SHORT PROBLEM.
From the entries that follow, pick out all lines holding "color".

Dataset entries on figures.

>>

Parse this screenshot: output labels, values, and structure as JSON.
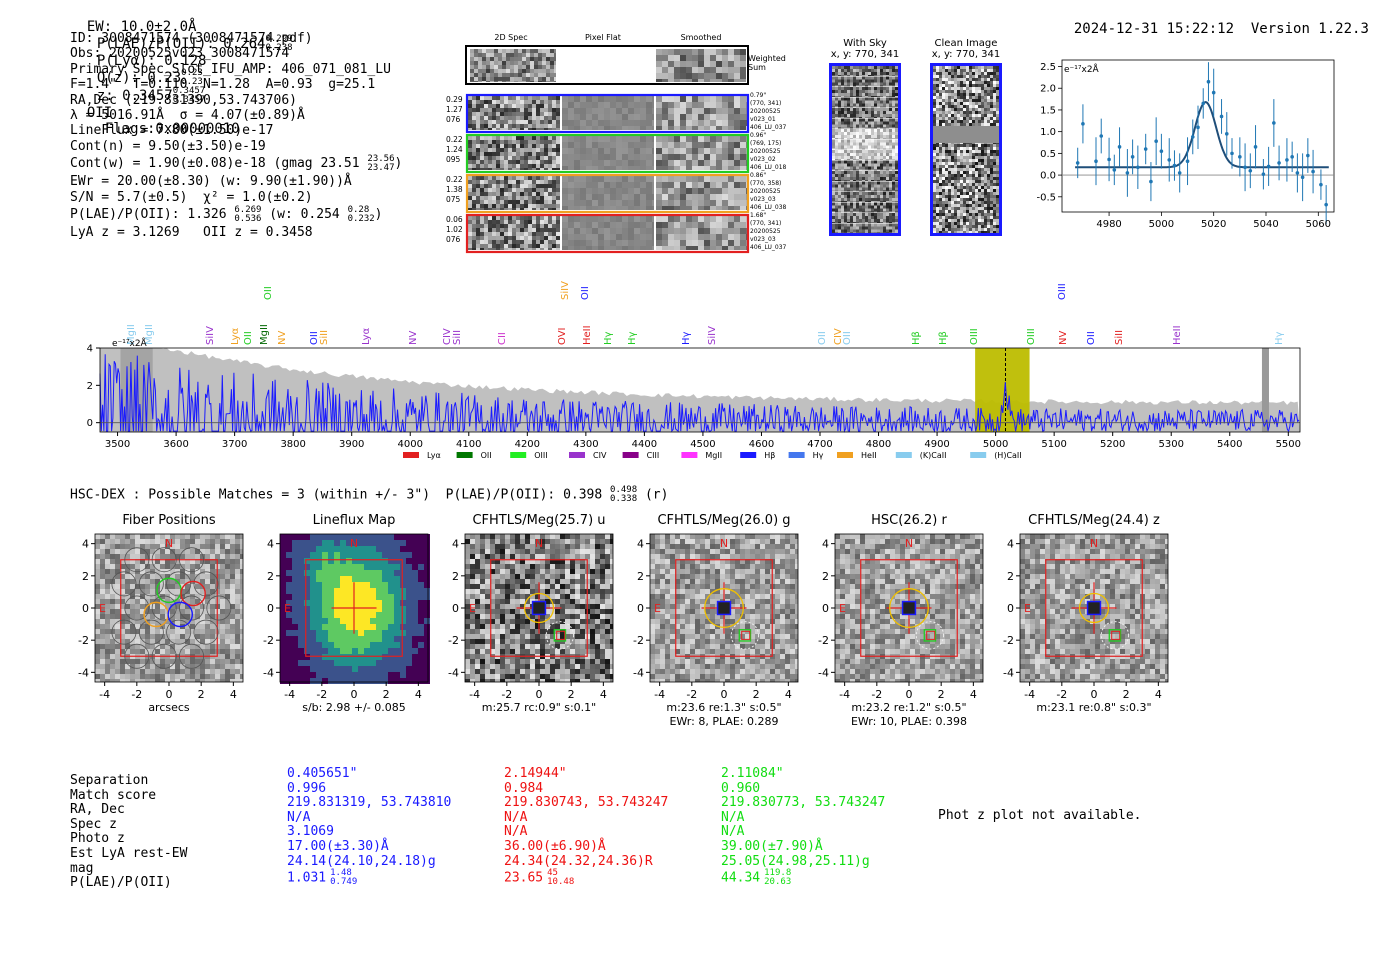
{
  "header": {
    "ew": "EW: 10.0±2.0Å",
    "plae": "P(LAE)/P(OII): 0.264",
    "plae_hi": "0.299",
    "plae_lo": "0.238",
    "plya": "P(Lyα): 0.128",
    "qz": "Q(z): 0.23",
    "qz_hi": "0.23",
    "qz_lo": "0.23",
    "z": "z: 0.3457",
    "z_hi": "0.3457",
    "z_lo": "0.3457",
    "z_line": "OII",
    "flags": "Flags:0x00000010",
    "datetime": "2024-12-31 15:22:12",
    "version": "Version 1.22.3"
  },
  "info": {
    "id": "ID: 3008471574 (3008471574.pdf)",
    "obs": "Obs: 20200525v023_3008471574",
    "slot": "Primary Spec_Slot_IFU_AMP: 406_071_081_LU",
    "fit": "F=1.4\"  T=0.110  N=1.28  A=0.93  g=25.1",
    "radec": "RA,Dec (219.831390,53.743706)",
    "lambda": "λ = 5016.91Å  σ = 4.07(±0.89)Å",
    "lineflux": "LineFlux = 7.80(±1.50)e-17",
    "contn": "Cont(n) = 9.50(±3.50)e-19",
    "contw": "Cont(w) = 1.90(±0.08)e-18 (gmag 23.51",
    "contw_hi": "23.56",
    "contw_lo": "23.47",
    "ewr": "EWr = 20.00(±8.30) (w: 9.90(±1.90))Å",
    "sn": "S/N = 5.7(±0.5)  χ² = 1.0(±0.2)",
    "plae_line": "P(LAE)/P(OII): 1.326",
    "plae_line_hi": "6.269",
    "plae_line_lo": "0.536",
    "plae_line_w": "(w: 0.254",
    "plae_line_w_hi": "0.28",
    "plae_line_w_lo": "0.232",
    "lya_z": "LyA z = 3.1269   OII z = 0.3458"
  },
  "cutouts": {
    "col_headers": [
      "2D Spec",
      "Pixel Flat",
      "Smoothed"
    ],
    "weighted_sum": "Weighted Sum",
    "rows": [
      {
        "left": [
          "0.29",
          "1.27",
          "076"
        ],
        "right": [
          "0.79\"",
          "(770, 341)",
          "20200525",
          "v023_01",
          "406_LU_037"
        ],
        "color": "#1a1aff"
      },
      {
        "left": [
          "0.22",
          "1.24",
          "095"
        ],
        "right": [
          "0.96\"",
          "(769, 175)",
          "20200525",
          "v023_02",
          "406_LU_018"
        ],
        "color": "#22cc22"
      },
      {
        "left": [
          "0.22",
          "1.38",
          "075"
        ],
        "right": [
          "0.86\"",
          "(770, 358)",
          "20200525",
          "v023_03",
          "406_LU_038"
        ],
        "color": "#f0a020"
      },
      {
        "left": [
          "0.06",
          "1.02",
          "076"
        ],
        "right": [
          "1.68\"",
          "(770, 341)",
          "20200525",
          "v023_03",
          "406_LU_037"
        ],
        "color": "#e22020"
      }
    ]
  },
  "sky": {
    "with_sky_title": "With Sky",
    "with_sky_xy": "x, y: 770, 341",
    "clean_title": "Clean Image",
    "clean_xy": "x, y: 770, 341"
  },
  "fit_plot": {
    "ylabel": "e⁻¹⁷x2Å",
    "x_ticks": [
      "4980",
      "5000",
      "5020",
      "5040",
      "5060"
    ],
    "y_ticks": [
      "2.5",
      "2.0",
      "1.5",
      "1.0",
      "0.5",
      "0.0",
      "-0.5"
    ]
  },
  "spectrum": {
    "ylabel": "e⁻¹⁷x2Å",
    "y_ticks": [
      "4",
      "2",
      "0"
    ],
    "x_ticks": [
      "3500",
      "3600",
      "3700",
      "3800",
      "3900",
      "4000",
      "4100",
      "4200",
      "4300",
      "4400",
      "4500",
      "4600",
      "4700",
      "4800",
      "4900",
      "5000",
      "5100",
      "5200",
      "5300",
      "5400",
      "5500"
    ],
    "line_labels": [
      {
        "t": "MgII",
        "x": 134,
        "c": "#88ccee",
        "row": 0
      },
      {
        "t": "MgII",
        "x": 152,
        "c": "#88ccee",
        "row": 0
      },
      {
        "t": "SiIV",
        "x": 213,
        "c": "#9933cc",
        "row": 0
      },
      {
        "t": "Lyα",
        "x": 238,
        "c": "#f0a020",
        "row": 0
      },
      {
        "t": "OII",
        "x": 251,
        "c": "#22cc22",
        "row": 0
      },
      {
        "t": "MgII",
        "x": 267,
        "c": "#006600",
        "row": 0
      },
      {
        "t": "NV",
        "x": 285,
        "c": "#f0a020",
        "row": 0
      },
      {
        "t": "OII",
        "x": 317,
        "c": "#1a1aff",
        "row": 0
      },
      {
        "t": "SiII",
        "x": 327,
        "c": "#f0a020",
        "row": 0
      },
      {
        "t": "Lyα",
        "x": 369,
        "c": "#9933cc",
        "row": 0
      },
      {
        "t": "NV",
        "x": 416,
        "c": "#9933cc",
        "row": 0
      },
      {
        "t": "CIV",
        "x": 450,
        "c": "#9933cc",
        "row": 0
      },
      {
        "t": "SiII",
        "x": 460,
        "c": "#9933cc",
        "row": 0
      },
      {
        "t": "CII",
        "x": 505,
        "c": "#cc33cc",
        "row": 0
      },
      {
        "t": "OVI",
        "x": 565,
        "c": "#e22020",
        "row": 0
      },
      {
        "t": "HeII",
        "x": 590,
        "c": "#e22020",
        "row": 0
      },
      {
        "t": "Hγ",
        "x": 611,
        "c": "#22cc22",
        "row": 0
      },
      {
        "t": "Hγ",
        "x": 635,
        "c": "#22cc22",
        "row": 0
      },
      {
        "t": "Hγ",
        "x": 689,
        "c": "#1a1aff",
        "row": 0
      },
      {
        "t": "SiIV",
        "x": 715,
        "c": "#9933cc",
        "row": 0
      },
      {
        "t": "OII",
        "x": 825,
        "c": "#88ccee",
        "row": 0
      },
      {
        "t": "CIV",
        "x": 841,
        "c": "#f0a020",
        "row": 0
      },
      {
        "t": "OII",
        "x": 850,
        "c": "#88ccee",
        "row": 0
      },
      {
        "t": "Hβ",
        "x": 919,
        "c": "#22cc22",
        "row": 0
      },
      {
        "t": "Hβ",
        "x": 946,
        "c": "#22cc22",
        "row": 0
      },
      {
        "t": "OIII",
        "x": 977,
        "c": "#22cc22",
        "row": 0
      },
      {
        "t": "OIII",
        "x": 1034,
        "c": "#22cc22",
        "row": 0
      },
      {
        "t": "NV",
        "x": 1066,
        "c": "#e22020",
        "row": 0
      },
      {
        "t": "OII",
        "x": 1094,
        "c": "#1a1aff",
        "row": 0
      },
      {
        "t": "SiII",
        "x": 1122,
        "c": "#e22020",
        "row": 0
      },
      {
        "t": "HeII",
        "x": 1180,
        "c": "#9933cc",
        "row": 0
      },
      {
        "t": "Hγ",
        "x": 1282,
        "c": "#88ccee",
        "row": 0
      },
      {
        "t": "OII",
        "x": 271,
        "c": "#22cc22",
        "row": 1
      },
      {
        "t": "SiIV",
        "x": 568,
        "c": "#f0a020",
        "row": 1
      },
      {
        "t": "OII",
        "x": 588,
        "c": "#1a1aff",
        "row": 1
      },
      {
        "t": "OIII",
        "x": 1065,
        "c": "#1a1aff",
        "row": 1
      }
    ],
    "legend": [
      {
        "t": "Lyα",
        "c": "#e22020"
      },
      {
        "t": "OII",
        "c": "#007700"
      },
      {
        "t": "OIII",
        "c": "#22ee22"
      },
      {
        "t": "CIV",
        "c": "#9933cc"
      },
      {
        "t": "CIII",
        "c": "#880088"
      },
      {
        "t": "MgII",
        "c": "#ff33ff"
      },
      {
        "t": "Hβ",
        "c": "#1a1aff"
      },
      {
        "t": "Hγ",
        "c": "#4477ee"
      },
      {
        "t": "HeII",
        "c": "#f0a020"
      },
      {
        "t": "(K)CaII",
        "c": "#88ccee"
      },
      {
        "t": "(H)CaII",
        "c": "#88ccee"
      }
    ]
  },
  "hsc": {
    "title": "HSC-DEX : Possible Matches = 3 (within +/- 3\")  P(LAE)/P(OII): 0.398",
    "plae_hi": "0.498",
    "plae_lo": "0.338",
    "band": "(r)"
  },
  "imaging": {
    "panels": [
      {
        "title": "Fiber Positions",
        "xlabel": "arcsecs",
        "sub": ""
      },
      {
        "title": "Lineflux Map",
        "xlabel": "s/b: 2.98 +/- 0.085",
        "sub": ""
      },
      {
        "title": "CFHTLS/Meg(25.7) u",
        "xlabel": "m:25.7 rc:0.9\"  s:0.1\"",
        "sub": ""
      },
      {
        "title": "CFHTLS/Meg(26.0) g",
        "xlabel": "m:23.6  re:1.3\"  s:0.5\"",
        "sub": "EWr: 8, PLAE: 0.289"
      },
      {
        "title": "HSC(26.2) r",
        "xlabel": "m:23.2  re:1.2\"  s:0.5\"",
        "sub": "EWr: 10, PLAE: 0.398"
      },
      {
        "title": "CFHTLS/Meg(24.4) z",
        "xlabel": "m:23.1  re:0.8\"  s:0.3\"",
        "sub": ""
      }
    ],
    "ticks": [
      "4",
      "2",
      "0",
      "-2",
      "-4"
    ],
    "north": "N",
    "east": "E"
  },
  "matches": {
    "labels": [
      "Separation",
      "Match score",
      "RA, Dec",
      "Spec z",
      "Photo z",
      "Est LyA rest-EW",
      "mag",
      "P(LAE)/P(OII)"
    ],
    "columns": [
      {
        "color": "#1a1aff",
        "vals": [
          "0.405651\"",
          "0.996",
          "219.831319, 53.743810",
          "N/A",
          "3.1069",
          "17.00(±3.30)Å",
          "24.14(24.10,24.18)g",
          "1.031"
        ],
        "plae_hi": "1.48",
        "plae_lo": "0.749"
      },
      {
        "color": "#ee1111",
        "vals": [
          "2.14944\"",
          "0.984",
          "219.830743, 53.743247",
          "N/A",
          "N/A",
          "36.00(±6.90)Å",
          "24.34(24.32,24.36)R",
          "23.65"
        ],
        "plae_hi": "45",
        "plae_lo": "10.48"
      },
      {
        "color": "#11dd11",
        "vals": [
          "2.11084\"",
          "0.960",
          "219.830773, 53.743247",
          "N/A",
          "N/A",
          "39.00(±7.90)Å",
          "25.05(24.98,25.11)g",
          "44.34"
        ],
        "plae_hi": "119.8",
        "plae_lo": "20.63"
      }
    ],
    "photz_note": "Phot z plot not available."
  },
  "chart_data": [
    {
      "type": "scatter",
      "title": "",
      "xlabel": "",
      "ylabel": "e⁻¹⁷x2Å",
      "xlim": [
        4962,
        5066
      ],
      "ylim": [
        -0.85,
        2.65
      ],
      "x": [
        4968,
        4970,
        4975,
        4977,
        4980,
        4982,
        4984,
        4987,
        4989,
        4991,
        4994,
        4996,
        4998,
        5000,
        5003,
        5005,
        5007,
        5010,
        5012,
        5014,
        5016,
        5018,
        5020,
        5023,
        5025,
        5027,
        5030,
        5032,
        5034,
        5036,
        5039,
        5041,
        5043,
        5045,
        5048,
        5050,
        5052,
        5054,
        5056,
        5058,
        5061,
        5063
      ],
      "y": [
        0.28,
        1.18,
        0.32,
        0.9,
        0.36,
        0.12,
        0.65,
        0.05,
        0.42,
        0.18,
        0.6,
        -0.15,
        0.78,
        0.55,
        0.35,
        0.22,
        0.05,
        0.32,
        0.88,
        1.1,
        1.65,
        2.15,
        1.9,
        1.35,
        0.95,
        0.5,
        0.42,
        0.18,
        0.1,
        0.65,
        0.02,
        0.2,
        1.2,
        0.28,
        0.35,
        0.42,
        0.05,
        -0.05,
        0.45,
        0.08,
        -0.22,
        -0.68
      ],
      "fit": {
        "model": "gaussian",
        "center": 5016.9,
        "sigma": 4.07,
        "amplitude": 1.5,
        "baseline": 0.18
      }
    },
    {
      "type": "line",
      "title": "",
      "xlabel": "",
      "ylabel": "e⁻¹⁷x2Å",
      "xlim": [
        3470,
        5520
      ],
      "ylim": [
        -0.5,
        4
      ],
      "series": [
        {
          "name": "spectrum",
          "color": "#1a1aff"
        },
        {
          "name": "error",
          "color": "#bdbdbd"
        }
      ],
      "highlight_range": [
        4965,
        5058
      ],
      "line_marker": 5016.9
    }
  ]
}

<<

EXERCISE RESULT.
        "color": "#1a1aff"
        "color": "#22cc22"
        "color": "#f0a020"
        "color": "#e22020"
        "color": "#1a1aff",
        "color": "#ee1111",
        "color": "#11dd11",
          "color": "#1a1aff"
          "color": "#bdbdbd"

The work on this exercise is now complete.